• Data provided:
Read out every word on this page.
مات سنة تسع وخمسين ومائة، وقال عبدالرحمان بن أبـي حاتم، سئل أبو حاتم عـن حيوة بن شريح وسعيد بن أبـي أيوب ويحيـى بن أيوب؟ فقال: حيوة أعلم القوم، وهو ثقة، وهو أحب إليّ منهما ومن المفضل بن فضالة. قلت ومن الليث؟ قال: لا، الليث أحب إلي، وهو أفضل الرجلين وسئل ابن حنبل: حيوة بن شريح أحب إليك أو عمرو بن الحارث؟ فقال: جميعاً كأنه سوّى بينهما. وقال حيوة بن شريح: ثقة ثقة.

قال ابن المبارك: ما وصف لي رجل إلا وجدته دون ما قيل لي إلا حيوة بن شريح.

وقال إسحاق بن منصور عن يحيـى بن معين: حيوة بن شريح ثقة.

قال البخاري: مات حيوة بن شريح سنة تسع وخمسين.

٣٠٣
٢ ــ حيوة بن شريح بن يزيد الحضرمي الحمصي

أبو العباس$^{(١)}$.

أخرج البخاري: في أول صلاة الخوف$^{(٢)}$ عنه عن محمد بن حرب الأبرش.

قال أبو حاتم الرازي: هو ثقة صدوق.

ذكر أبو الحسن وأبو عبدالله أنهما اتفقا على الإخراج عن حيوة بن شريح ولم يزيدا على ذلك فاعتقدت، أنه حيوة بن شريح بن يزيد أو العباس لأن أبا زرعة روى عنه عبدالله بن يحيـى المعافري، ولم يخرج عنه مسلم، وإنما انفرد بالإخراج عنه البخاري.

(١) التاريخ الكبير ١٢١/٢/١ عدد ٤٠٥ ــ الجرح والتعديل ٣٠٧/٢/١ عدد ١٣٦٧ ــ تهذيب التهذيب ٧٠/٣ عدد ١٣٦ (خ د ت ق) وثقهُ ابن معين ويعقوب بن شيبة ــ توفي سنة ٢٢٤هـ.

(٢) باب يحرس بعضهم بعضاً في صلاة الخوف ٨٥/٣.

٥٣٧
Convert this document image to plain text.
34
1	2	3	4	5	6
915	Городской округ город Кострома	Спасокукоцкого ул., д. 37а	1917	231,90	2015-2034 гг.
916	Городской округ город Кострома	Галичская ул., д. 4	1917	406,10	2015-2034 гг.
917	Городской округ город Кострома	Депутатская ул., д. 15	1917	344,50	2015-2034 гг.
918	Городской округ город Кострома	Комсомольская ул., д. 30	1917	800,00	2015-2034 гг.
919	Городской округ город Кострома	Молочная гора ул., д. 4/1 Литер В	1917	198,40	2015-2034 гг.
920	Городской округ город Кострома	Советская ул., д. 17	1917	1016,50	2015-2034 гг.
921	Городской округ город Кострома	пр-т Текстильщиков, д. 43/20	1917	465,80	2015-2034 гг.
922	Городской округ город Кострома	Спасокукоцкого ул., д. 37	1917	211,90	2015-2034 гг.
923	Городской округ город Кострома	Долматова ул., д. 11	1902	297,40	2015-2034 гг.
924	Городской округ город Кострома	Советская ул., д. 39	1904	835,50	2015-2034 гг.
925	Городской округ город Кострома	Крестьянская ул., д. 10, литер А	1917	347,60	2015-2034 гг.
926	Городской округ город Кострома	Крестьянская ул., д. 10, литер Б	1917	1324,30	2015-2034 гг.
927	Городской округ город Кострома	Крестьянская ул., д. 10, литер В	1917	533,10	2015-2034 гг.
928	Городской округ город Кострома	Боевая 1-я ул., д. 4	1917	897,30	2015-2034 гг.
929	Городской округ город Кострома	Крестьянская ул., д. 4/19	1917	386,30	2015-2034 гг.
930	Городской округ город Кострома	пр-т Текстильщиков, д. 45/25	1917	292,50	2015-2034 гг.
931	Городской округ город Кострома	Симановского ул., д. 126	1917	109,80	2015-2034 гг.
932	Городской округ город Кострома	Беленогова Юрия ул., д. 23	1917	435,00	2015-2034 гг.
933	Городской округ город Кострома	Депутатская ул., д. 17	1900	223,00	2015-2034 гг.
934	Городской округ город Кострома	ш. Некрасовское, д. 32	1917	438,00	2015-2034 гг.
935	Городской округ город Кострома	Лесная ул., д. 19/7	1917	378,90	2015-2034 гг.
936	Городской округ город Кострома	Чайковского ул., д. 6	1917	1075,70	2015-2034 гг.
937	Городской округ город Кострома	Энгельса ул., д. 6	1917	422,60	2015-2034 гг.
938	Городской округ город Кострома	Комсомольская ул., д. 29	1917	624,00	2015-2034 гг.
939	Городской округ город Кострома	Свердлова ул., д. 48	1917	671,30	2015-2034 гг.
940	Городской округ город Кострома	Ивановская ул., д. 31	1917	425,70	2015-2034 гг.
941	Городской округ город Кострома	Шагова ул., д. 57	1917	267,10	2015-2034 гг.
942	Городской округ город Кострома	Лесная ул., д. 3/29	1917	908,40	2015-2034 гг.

• Exercise task: Repeat the data above exactly.

• Task result:
Read out every word on this page.
مات سنة تسع وخمسين ومائة، وقال عبدالرحمان بن أبـي حاتم، سئل أبو حاتم عـن حيوة بن شريح وسعيد بن أبـي أيوب ويحيـى بن أيوب؟ فقال: حيوة أعلم القوم، وهو ثقة، وهو أحب إليّ منهما ومن المفضل بن فضالة. قلت ومن الليث؟ قال: لا، الليث أحب إلي، وهو أفضل الرجلين وسئل ابن حنبل: حيوة بن شريح أحب إليك أو عمرو بن الحارث؟ فقال: جميعاً كأنه سوّى بينهما. وقال حيوة بن شريح: ثقة ثقة.

قال ابن المبارك: ما وصف لي رجل إلا وجدته دون ما قيل لي إلا حيوة بن شريح.

وقال إسحاق بن منصور عن يحيـى بن معين: حيوة بن شريح ثقة.

قال البخاري: مات حيوة بن شريح سنة تسع وخمسين.

٣٠٣
٢ ــ حيوة بن شريح بن يزيد الحضرمي الحمصي

أبو العباس$^{(١)}$.

أخرج البخاري: في أول صلاة الخوف$^{(٢)}$ عنه عن محمد بن حرب الأبرش.

قال أبو حاتم الرازي: هو ثقة صدوق.

ذكر أبو الحسن وأبو عبدالله أنهما اتفقا على الإخراج عن حيوة بن شريح ولم يزيدا على ذلك فاعتقدت، أنه حيوة بن شريح بن يزيد أو العباس لأن أبا زرعة روى عنه عبدالله بن يحيـى المعافري، ولم يخرج عنه مسلم، وإنما انفرد بالإخراج عنه البخاري.

(١) التاريخ الكبير ١٢١/٢/١ عدد ٤٠٥ ــ الجرح والتعديل ٣٠٧/٢/١ عدد ١٣٦٧ ــ تهذيب التهذيب ٧٠/٣ عدد ١٣٦ (خ د ت ق) وثقهُ ابن معين ويعقوب بن شيبة ــ توفي سنة ٢٢٤هـ.

(٢) باب يحرس بعضهم بعضاً في صلاة الخوف ٨٥/٣.

٥٣٧
Convert this document image to plain text.
34
1	2	3	4	5	6
915	Городской округ город Кострома	Спасокукоцкого ул., д. 37а	1917	231,90	2015-2034 гг.
916	Городской округ город Кострома	Галичская ул., д. 4	1917	406,10	2015-2034 гг.
917	Городской округ город Кострома	Депутатская ул., д. 15	1917	344,50	2015-2034 гг.
918	Городской округ город Кострома	Комсомольская ул., д. 30	1917	800,00	2015-2034 гг.
919	Городской округ город Кострома	Молочная гора ул., д. 4/1 Литер В	1917	198,40	2015-2034 гг.
920	Городской округ город Кострома	Советская ул., д. 17	1917	1016,50	2015-2034 гг.
921	Городской округ город Кострома	пр-т Текстильщиков, д. 43/20	1917	465,80	2015-2034 гг.
922	Городской округ город Кострома	Спасокукоцкого ул., д. 37	1917	211,90	2015-2034 гг.
923	Городской округ город Кострома	Долматова ул., д. 11	1902	297,40	2015-2034 гг.
924	Городской округ город Кострома	Советская ул., д. 39	1904	835,50	2015-2034 гг.
925	Городской округ город Кострома	Крестьянская ул., д. 10, литер А	1917	347,60	2015-2034 гг.
926	Городской округ город Кострома	Крестьянская ул., д. 10, литер Б	1917	1324,30	2015-2034 гг.
927	Городской округ город Кострома	Крестьянская ул., д. 10, литер В	1917	533,10	2015-2034 гг.
928	Городской округ город Кострома	Боевая 1-я ул., д. 4	1917	897,30	2015-2034 гг.
929	Городской округ город Кострома	Крестьянская ул., д. 4/19	1917	386,30	2015-2034 гг.
930	Городской округ город Кострома	пр-т Текстильщиков, д. 45/25	1917	292,50	2015-2034 гг.
931	Городской округ город Кострома	Симановского ул., д. 126	1917	109,80	2015-2034 гг.
932	Городской округ город Кострома	Беленогова Юрия ул., д. 23	1917	435,00	2015-2034 гг.
933	Городской округ город Кострома	Депутатская ул., д. 17	1900	223,00	2015-2034 гг.
934	Городской округ город Кострома	ш. Некрасовское, д. 32	1917	438,00	2015-2034 гг.
935	Городской округ город Кострома	Лесная ул., д. 19/7	1917	378,90	2015-2034 гг.
936	Городской округ город Кострома	Чайковского ул., д. 6	1917	1075,70	2015-2034 гг.
937	Городской округ город Кострома	Энгельса ул., д. 6	1917	422,60	2015-2034 гг.
938	Городской округ город Кострома	Комсомольская ул., д. 29	1917	624,00	2015-2034 гг.
939	Городской округ город Кострома	Свердлова ул., д. 48	1917	671,30	2015-2034 гг.
940	Городской округ город Кострома	Ивановская ул., д. 31	1917	425,70	2015-2034 гг.
941	Городской округ город Кострома	Шагова ул., д. 57	1917	267,10	2015-2034 гг.
942	Городской округ город Кострома	Лесная ул., д. 3/29	1917	908,40	2015-2034 гг.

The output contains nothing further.